## Start MATERIAL FOR THIS EXERCISE

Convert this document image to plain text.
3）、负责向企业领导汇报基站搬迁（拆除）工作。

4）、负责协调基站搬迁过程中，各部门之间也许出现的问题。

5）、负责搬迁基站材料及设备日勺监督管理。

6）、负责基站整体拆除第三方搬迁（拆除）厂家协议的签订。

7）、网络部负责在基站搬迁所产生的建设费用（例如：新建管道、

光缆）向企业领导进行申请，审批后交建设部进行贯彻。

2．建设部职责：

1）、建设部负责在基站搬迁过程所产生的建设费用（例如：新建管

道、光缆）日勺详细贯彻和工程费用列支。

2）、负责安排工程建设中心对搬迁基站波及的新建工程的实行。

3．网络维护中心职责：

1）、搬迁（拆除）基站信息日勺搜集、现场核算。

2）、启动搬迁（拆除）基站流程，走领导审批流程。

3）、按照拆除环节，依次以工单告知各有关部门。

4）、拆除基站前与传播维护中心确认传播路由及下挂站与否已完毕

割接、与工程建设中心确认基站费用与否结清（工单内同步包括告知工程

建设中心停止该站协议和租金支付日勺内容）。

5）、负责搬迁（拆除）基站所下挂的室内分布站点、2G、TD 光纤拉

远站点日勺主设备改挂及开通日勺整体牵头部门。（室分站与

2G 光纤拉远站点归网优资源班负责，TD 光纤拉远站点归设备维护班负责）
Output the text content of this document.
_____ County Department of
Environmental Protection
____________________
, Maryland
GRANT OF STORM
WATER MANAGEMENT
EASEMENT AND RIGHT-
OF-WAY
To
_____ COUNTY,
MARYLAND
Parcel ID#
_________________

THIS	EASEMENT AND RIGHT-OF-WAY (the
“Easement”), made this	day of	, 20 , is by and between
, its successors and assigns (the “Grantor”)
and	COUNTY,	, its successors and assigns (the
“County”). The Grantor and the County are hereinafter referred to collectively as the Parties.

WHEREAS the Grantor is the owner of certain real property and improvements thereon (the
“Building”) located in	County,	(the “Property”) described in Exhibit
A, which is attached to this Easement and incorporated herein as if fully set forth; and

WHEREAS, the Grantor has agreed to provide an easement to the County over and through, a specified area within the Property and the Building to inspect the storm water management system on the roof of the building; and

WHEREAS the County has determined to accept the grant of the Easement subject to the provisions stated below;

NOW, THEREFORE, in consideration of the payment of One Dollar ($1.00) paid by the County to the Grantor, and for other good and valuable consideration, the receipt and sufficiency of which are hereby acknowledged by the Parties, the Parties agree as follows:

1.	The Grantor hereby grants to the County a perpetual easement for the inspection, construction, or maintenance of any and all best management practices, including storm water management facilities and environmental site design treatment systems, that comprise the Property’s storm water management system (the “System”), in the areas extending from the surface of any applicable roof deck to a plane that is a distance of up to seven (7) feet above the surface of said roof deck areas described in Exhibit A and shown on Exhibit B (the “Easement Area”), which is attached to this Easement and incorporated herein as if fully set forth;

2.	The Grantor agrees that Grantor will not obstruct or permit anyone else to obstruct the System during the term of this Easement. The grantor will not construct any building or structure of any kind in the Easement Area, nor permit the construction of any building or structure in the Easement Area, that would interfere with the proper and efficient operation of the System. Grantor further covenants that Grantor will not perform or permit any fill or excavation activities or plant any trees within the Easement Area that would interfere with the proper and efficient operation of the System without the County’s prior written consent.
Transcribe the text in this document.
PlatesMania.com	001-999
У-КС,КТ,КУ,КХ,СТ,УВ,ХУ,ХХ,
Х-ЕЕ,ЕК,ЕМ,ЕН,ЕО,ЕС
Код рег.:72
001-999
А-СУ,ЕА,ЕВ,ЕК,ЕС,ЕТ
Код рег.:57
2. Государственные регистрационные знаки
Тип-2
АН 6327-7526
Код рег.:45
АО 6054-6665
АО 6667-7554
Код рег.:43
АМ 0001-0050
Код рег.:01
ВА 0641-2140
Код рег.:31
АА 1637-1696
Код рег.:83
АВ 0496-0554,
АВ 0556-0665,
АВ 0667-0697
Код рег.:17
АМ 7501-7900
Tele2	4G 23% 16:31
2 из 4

## End MATERIAL FOR THIS EXERCISE

**PROBLEM REQUIREMENTS:** State only the number of lines in these entries that contain "text".

**TASK RESULT:** 3